*Problem 1:*
In the records, edit the part that opens with the line containing "Localize 26 of" and closes with the line containing "related-link[interactable]: Pedia bbox=[20, 198, 250, 247]": change "chevron-icon" to "arrow-icon" and keep everything else the same.

*Excerpted text:*
Tag and Surrogate-Key Cache Invalidation at the Edge
This guide is part of Edge Caching & CDN Integration. It covers how to associate cached responses with logical tags so a single content change can purge every page that depends on it — without enumerating URLs, without blanket flushes, and without races between the purge and the next write.
The hardest problem in caching is not storing data; it is knowing when to throw it away. A product price changes and now a dozen pages are wrong: the product page, three category listings, the homepage carousel, a sitemap, an RSS feed. You do not have those URLs in hand, and even if you did, purging them one by one is slow and fragile. Tag-based invalidation inverts the problem: at write time you label each response with the logical entities it depends on, and at mutation time you purge by label. Change product:sku-123 once, and every response tagged with it disappears from the edge in a single call.
Why the edge changes the invalidation problem
A monolithic origin can invalidate its own in-process cache synchronously and atomically. At the edge there is no single cache — there are hundreds of PoPs, each holding its own copy, reachable only through a control-plane API. You cannot iterate keys, you cannot hold a lock across regions, and a purge is an eventually consistent broadcast that takes time to fan out. Every design decision flows from those facts.
Three constraints dominate. First, purges are asynchronous and best-effort — you issue a command and the network propagates it, typically within a few seconds, but you must assume it can be delayed or dropped, which makes idempotent retries mandatory. Second, you cannot enumerate the keyspace, so invalidation must be driven by tags attached at write time, not by scanning. Third, the mutation that triggers a purge usually originates from your application, often passing through edge middleware on a POST/PUT/DELETE, so the purge call itself lives on a request hot path or in a background ctx.waitUntil task and must never block the user’s response.
Architecture overview
Tag-based invalidation has two halves that must stay in agreement.
Tagging at write time. When the edge serves or caches a response, it attaches a tag set describing the logical entities the response renders. A product page depends on the product, its category, and maybe a pricing rule, so it carries product:123, category:7, pricing:v3. Tags are emitted as a response header — Cache-Tag on Cloudflare, Surrogate-Key on Fastly — that the CDN strips before delivery and indexes internally.
Purging at mutation time. When the application mutates an entity, it issues a purge keyed by that entity’s tag. The CDN looks up every cached entry indexed under the tag and evicts it network-wide. The application never needs the URLs.

*Problem 2:*
According to the edge invalidation guide, why are idempotent retries mandatory for purges?

*Listing:*

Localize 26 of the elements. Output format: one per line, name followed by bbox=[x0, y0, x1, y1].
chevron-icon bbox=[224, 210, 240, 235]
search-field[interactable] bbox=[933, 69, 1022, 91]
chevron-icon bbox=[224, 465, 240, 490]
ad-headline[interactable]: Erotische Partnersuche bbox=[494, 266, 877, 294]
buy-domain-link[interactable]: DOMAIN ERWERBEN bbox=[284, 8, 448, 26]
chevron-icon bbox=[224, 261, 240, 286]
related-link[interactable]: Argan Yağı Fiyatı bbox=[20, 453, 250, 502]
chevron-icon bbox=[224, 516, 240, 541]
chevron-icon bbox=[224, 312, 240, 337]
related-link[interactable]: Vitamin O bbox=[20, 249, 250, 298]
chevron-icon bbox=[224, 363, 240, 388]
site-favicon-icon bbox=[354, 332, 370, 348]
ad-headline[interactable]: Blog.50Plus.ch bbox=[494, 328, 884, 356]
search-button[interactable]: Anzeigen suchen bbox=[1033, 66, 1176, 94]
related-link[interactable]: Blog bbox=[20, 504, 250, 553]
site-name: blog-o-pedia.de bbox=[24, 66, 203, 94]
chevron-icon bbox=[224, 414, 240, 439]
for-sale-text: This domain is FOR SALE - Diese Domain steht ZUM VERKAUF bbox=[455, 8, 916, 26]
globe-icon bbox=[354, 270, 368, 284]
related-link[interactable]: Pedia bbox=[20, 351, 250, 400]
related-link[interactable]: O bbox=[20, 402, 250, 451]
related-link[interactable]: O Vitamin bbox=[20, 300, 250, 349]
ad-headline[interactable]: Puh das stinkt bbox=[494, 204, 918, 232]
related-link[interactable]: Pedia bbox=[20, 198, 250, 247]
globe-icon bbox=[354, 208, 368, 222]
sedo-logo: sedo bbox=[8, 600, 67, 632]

* * *

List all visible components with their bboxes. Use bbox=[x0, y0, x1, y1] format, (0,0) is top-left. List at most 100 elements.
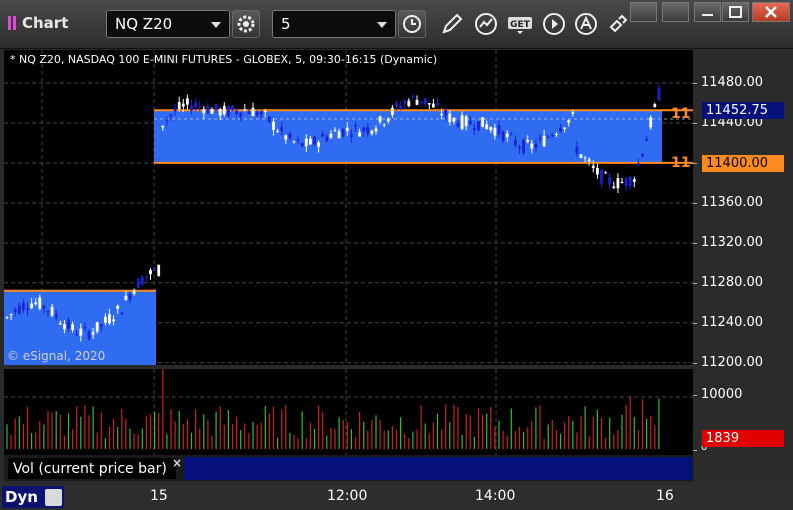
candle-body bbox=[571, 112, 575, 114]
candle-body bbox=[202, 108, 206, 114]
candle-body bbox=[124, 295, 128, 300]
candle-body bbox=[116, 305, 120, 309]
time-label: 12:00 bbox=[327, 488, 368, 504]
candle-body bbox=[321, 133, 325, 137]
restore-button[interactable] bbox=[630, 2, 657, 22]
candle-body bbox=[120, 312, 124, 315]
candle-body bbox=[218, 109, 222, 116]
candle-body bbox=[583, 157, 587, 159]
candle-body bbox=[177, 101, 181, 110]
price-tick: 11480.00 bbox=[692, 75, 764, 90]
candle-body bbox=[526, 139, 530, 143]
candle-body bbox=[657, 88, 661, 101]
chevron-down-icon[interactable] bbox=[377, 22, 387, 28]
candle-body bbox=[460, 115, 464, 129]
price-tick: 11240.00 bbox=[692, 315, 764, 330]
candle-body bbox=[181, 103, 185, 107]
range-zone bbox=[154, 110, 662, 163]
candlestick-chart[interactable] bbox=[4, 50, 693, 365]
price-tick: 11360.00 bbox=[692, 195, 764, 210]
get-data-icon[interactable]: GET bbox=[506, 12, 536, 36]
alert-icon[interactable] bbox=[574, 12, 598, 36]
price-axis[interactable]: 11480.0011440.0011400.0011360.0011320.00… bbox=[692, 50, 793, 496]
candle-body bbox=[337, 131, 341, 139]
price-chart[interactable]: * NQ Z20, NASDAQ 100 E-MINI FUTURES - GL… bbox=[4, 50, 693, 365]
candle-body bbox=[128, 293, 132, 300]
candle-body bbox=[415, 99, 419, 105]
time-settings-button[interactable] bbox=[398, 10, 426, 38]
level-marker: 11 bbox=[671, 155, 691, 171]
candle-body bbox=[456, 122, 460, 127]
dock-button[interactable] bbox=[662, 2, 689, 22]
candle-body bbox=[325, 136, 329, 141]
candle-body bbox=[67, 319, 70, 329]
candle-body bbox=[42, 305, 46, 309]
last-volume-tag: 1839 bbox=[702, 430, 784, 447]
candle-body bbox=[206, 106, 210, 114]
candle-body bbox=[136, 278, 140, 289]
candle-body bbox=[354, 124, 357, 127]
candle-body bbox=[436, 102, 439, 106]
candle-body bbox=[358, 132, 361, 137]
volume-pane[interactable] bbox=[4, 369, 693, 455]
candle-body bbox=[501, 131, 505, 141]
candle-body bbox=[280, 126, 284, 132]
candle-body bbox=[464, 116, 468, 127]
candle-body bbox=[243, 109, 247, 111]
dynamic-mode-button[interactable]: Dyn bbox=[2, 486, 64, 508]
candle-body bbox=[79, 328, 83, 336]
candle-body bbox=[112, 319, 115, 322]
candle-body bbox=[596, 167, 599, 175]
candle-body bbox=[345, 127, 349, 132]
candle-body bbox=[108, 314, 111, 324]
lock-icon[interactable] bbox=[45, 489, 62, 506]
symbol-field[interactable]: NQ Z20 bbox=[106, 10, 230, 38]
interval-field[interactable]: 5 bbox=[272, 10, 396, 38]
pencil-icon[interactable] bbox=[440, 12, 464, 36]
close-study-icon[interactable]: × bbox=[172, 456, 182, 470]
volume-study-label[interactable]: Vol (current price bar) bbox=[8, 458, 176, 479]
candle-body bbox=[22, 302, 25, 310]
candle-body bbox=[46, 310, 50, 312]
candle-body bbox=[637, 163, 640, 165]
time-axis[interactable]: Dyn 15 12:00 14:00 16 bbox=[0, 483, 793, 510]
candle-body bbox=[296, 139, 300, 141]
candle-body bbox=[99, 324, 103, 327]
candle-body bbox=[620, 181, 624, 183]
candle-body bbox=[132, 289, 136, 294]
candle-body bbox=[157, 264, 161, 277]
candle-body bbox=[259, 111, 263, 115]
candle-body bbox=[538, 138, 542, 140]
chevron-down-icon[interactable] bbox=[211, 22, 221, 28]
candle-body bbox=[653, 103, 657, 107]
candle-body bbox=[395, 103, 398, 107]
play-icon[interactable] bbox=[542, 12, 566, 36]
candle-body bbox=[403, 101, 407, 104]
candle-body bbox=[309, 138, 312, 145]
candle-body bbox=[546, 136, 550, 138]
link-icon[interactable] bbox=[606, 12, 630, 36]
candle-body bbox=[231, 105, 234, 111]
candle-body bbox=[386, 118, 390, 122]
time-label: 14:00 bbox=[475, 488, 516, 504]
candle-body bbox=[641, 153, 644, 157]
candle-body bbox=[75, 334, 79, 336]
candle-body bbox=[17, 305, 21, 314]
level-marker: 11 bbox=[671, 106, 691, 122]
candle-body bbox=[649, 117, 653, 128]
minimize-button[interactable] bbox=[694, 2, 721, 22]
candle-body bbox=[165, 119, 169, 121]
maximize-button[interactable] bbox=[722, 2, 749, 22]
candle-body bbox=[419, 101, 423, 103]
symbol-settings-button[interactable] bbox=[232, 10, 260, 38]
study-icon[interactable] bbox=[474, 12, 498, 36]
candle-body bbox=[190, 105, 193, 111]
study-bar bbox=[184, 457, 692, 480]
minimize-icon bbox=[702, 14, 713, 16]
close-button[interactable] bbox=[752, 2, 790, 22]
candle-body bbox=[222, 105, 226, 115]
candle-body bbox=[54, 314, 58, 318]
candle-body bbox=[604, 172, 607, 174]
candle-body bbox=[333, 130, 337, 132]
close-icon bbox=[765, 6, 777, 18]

*Expected answer 1:*
Localize 26 of the elements. Output format: one per line, name followed by bbox=[x0, y0, x1, y1].
arrow-icon bbox=[224, 210, 240, 235]
search-field[interactable] bbox=[933, 69, 1022, 91]
arrow-icon bbox=[224, 465, 240, 490]
ad-headline[interactable]: Erotische Partnersuche bbox=[494, 266, 877, 294]
buy-domain-link[interactable]: DOMAIN ERWERBEN bbox=[284, 8, 448, 26]
arrow-icon bbox=[224, 261, 240, 286]
related-link[interactable]: Argan Yağı Fiyatı bbox=[20, 453, 250, 502]
arrow-icon bbox=[224, 516, 240, 541]
arrow-icon bbox=[224, 312, 240, 337]
related-link[interactable]: Vitamin O bbox=[20, 249, 250, 298]
arrow-icon bbox=[224, 363, 240, 388]
site-favicon-icon bbox=[354, 332, 370, 348]
ad-headline[interactable]: Blog.50Plus.ch bbox=[494, 328, 884, 356]
search-button[interactable]: Anzeigen suchen bbox=[1033, 66, 1176, 94]
related-link[interactable]: Blog bbox=[20, 504, 250, 553]
site-name: blog-o-pedia.de bbox=[24, 66, 203, 94]
arrow-icon bbox=[224, 414, 240, 439]
for-sale-text: This domain is FOR SALE - Diese Domain steht ZUM VERKAUF bbox=[455, 8, 916, 26]
globe-icon bbox=[354, 270, 368, 284]
related-link[interactable]: Pedia bbox=[20, 351, 250, 400]
related-link[interactable]: O bbox=[20, 402, 250, 451]
related-link[interactable]: O Vitamin bbox=[20, 300, 250, 349]
ad-headline[interactable]: Puh das stinkt bbox=[494, 204, 918, 232]
related-link[interactable]: Pedia bbox=[20, 198, 250, 247]

*Expected answer 2:*
Purges at the edge are asynchronous and best-effort. The network usually propagates a purge command within a few seconds, but you have to assume it can be delayed or dropped. Because of that, you need to be able to safely repeat a purge.